>> begin Records supplied
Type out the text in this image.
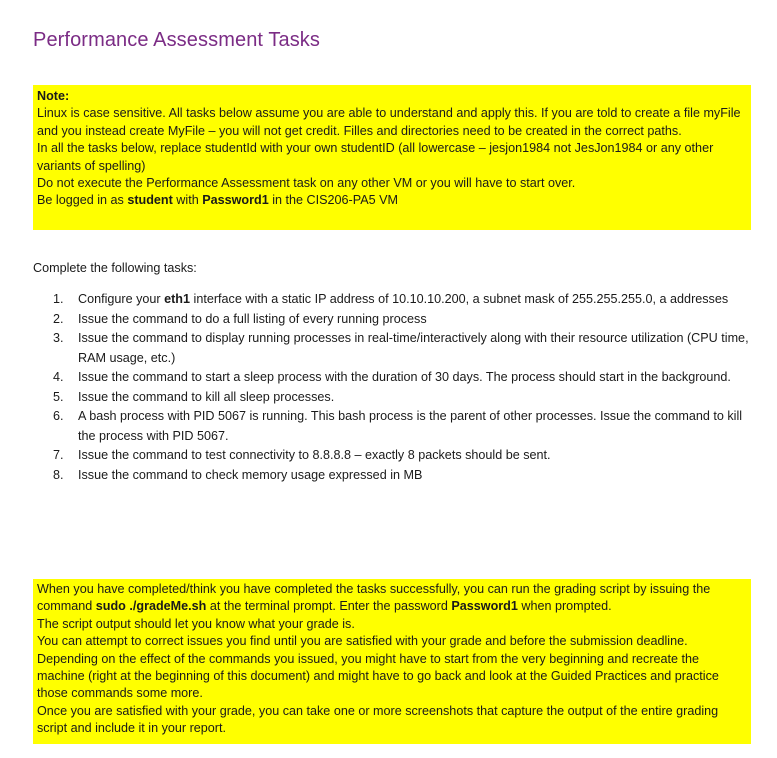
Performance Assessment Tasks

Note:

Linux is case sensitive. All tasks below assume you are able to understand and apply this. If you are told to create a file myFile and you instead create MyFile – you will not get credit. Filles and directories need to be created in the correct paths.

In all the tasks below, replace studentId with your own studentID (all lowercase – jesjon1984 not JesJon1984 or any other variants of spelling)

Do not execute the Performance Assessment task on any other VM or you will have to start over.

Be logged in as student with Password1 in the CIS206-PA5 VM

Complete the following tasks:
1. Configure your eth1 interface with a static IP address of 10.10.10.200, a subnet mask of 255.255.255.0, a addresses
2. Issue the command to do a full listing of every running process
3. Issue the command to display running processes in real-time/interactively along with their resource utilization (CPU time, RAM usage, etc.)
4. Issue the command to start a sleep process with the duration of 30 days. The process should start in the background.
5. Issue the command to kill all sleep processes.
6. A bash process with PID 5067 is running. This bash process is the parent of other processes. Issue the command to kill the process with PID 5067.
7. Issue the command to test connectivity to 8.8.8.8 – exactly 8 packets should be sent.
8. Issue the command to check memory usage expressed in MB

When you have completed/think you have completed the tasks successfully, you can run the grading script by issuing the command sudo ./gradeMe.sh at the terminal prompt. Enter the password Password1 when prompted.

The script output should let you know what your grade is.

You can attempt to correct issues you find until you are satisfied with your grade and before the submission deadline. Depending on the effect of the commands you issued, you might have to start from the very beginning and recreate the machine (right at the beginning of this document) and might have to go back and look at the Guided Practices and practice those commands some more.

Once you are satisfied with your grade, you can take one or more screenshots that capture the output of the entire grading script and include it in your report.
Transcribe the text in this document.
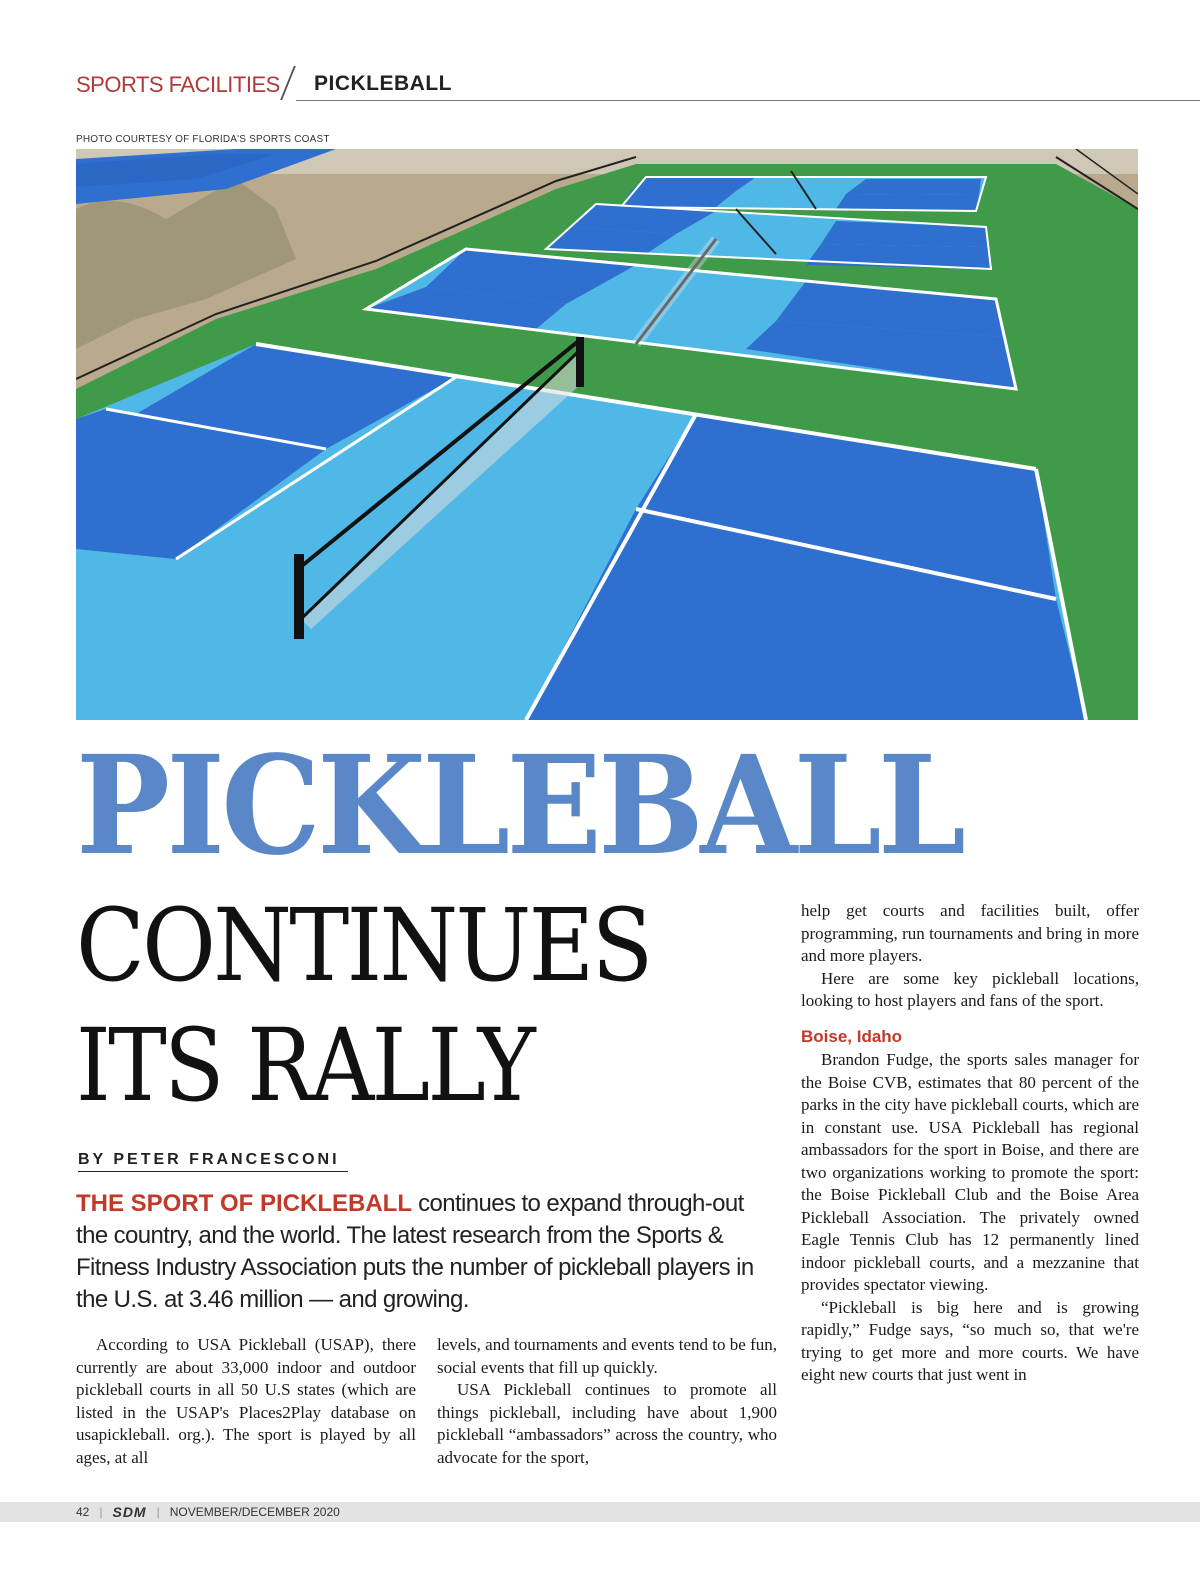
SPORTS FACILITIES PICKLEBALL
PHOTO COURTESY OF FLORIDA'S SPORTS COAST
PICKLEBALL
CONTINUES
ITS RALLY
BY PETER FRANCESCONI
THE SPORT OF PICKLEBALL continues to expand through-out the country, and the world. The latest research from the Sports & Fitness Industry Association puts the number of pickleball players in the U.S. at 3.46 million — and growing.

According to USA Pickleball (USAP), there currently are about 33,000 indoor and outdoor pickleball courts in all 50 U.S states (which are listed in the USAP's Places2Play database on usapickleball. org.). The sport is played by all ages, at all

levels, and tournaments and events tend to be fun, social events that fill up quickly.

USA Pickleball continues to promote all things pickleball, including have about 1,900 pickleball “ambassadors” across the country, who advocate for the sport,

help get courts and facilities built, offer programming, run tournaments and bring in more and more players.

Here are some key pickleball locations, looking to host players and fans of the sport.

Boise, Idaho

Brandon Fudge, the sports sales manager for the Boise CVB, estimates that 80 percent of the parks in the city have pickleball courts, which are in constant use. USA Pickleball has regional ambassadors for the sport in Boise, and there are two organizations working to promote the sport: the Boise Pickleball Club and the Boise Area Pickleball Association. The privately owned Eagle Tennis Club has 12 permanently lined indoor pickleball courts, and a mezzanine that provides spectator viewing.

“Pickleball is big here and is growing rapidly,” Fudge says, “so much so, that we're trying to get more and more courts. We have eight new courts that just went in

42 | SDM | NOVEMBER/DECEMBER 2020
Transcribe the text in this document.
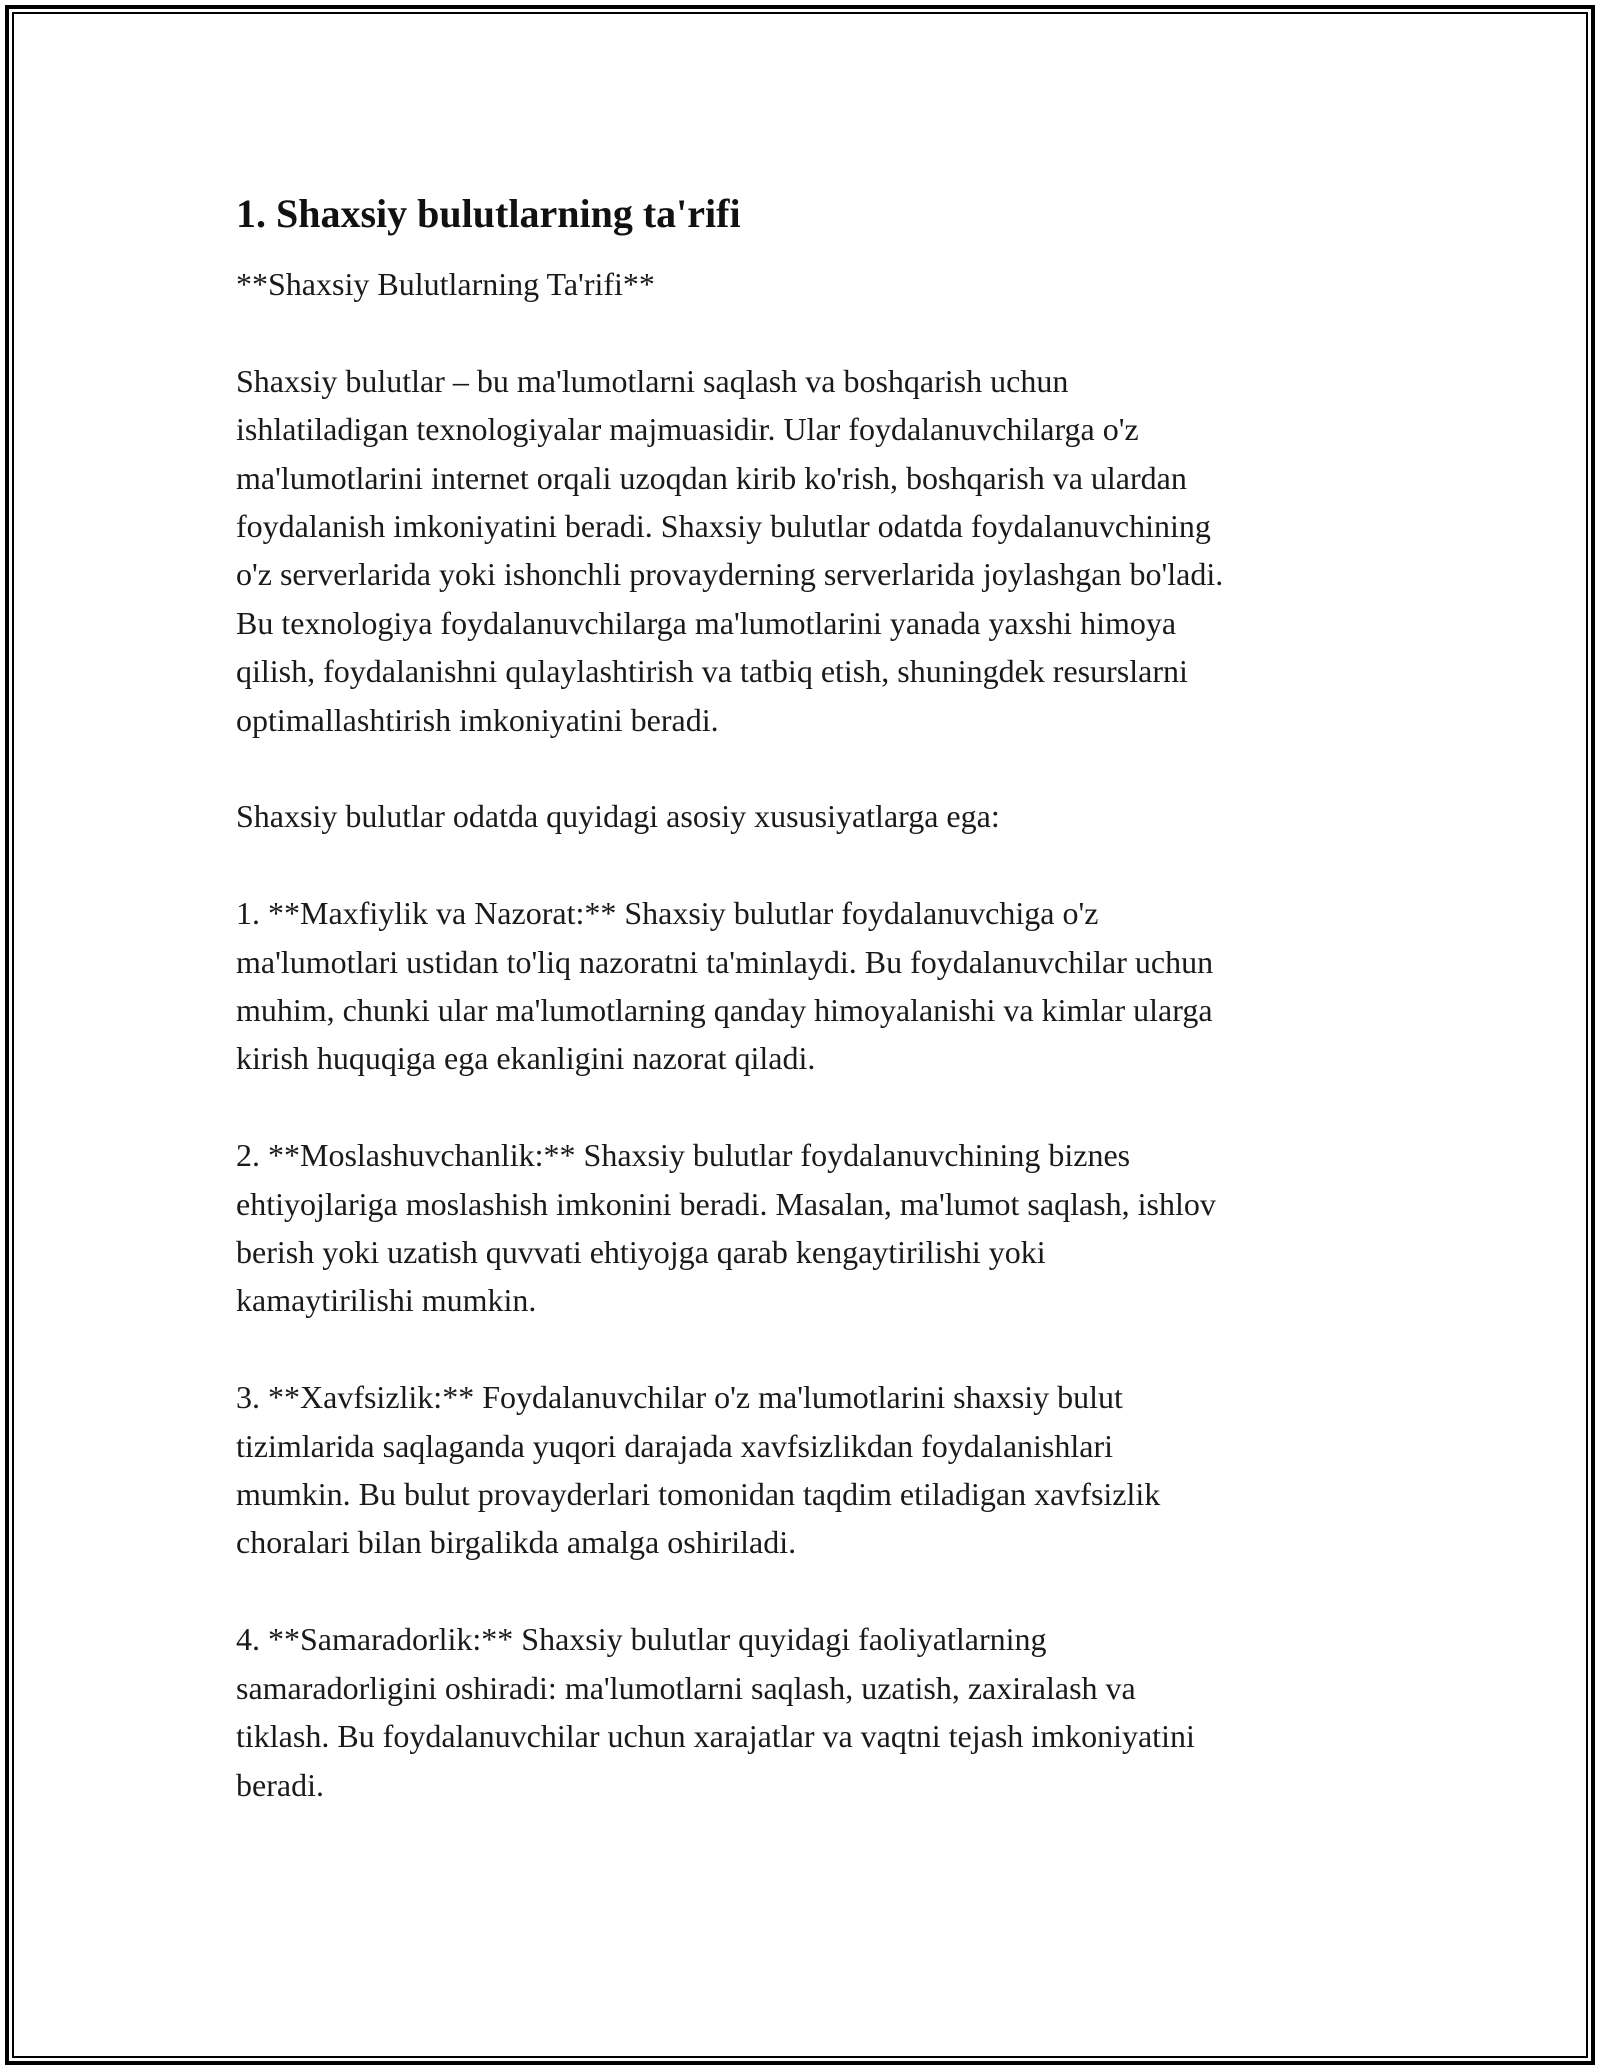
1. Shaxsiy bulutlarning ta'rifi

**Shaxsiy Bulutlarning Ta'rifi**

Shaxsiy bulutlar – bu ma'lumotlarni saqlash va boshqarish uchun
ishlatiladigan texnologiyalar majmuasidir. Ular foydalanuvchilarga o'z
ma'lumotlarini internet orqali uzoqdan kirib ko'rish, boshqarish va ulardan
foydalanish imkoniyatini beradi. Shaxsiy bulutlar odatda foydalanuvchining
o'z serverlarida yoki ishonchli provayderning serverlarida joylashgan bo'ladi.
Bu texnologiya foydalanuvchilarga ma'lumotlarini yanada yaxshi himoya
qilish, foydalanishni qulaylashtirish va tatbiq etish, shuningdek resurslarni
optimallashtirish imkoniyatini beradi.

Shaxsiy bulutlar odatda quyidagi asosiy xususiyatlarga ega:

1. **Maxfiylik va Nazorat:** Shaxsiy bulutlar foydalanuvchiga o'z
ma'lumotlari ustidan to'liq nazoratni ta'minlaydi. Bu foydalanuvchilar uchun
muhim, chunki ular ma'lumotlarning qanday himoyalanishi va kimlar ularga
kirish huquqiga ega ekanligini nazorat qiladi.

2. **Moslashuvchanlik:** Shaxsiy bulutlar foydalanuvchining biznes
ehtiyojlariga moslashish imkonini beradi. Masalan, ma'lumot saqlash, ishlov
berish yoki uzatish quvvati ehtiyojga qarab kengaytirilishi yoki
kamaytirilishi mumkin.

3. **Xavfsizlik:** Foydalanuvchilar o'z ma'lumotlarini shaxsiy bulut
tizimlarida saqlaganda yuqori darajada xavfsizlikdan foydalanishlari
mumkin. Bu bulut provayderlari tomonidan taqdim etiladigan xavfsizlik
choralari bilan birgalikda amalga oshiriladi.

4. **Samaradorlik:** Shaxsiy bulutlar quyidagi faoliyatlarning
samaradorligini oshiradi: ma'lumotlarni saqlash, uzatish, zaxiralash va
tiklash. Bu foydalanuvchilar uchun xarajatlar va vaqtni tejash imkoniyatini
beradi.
>> end Records supplied
* Directions:
All of the data above should be quoted exactly, except for the pictures.

* Solution for this task:
Type out the text in this image.
Performance Assessment Tasks

Note:

Linux is case sensitive. All tasks below assume you are able to understand and apply this. If you are told to create a file myFile and you instead create MyFile – you will not get credit. Filles and directories need to be created in the correct paths.

In all the tasks below, replace studentId with your own studentID (all lowercase – jesjon1984 not JesJon1984 or any other variants of spelling)

Do not execute the Performance Assessment task on any other VM or you will have to start over.

Be logged in as student with Password1 in the CIS206-PA5 VM

Complete the following tasks:
1. Configure your eth1 interface with a static IP address of 10.10.10.200, a subnet mask of 255.255.255.0, a addresses
2. Issue the command to do a full listing of every running process
3. Issue the command to display running processes in real-time/interactively along with their resource utilization (CPU time, RAM usage, etc.)
4. Issue the command to start a sleep process with the duration of 30 days. The process should start in the background.
5. Issue the command to kill all sleep processes.
6. A bash process with PID 5067 is running. This bash process is the parent of other processes. Issue the command to kill the process with PID 5067.
7. Issue the command to test connectivity to 8.8.8.8 – exactly 8 packets should be sent.
8. Issue the command to check memory usage expressed in MB

When you have completed/think you have completed the tasks successfully, you can run the grading script by issuing the command sudo ./gradeMe.sh at the terminal prompt. Enter the password Password1 when prompted.

The script output should let you know what your grade is.

You can attempt to correct issues you find until you are satisfied with your grade and before the submission deadline. Depending on the effect of the commands you issued, you might have to start from the very beginning and recreate the machine (right at the beginning of this document) and might have to go back and look at the Guided Practices and practice those commands some more.

Once you are satisfied with your grade, you can take one or more screenshots that capture the output of the entire grading script and include it in your report.
Transcribe the text in this document.
SPORTS FACILITIES PICKLEBALL
PHOTO COURTESY OF FLORIDA'S SPORTS COAST
PICKLEBALL
CONTINUES
ITS RALLY
BY PETER FRANCESCONI
THE SPORT OF PICKLEBALL continues to expand through-out the country, and the world. The latest research from the Sports & Fitness Industry Association puts the number of pickleball players in the U.S. at 3.46 million — and growing.

According to USA Pickleball (USAP), there currently are about 33,000 indoor and outdoor pickleball courts in all 50 U.S states (which are listed in the USAP's Places2Play database on usapickleball. org.). The sport is played by all ages, at all

levels, and tournaments and events tend to be fun, social events that fill up quickly.

USA Pickleball continues to promote all things pickleball, including have about 1,900 pickleball “ambassadors” across the country, who advocate for the sport,

help get courts and facilities built, offer programming, run tournaments and bring in more and more players.

Here are some key pickleball locations, looking to host players and fans of the sport.

Boise, Idaho

Brandon Fudge, the sports sales manager for the Boise CVB, estimates that 80 percent of the parks in the city have pickleball courts, which are in constant use. USA Pickleball has regional ambassadors for the sport in Boise, and there are two organizations working to promote the sport: the Boise Pickleball Club and the Boise Area Pickleball Association. The privately owned Eagle Tennis Club has 12 permanently lined indoor pickleball courts, and a mezzanine that provides spectator viewing.

“Pickleball is big here and is growing rapidly,” Fudge says, “so much so, that we're trying to get more and more courts. We have eight new courts that just went in

42 | SDM | NOVEMBER/DECEMBER 2020
Transcribe the text in this document.
1. Shaxsiy bulutlarning ta'rifi

**Shaxsiy Bulutlarning Ta'rifi**

Shaxsiy bulutlar – bu ma'lumotlarni saqlash va boshqarish uchun
ishlatiladigan texnologiyalar majmuasidir. Ular foydalanuvchilarga o'z
ma'lumotlarini internet orqali uzoqdan kirib ko'rish, boshqarish va ulardan
foydalanish imkoniyatini beradi. Shaxsiy bulutlar odatda foydalanuvchining
o'z serverlarida yoki ishonchli provayderning serverlarida joylashgan bo'ladi.
Bu texnologiya foydalanuvchilarga ma'lumotlarini yanada yaxshi himoya
qilish, foydalanishni qulaylashtirish va tatbiq etish, shuningdek resurslarni
optimallashtirish imkoniyatini beradi.

Shaxsiy bulutlar odatda quyidagi asosiy xususiyatlarga ega:

1. **Maxfiylik va Nazorat:** Shaxsiy bulutlar foydalanuvchiga o'z
ma'lumotlari ustidan to'liq nazoratni ta'minlaydi. Bu foydalanuvchilar uchun
muhim, chunki ular ma'lumotlarning qanday himoyalanishi va kimlar ularga
kirish huquqiga ega ekanligini nazorat qiladi.

2. **Moslashuvchanlik:** Shaxsiy bulutlar foydalanuvchining biznes
ehtiyojlariga moslashish imkonini beradi. Masalan, ma'lumot saqlash, ishlov
berish yoki uzatish quvvati ehtiyojga qarab kengaytirilishi yoki
kamaytirilishi mumkin.

3. **Xavfsizlik:** Foydalanuvchilar o'z ma'lumotlarini shaxsiy bulut
tizimlarida saqlaganda yuqori darajada xavfsizlikdan foydalanishlari
mumkin. Bu bulut provayderlari tomonidan taqdim etiladigan xavfsizlik
choralari bilan birgalikda amalga oshiriladi.

4. **Samaradorlik:** Shaxsiy bulutlar quyidagi faoliyatlarning
samaradorligini oshiradi: ma'lumotlarni saqlash, uzatish, zaxiralash va
tiklash. Bu foydalanuvchilar uchun xarajatlar va vaqtni tejash imkoniyatini
beradi.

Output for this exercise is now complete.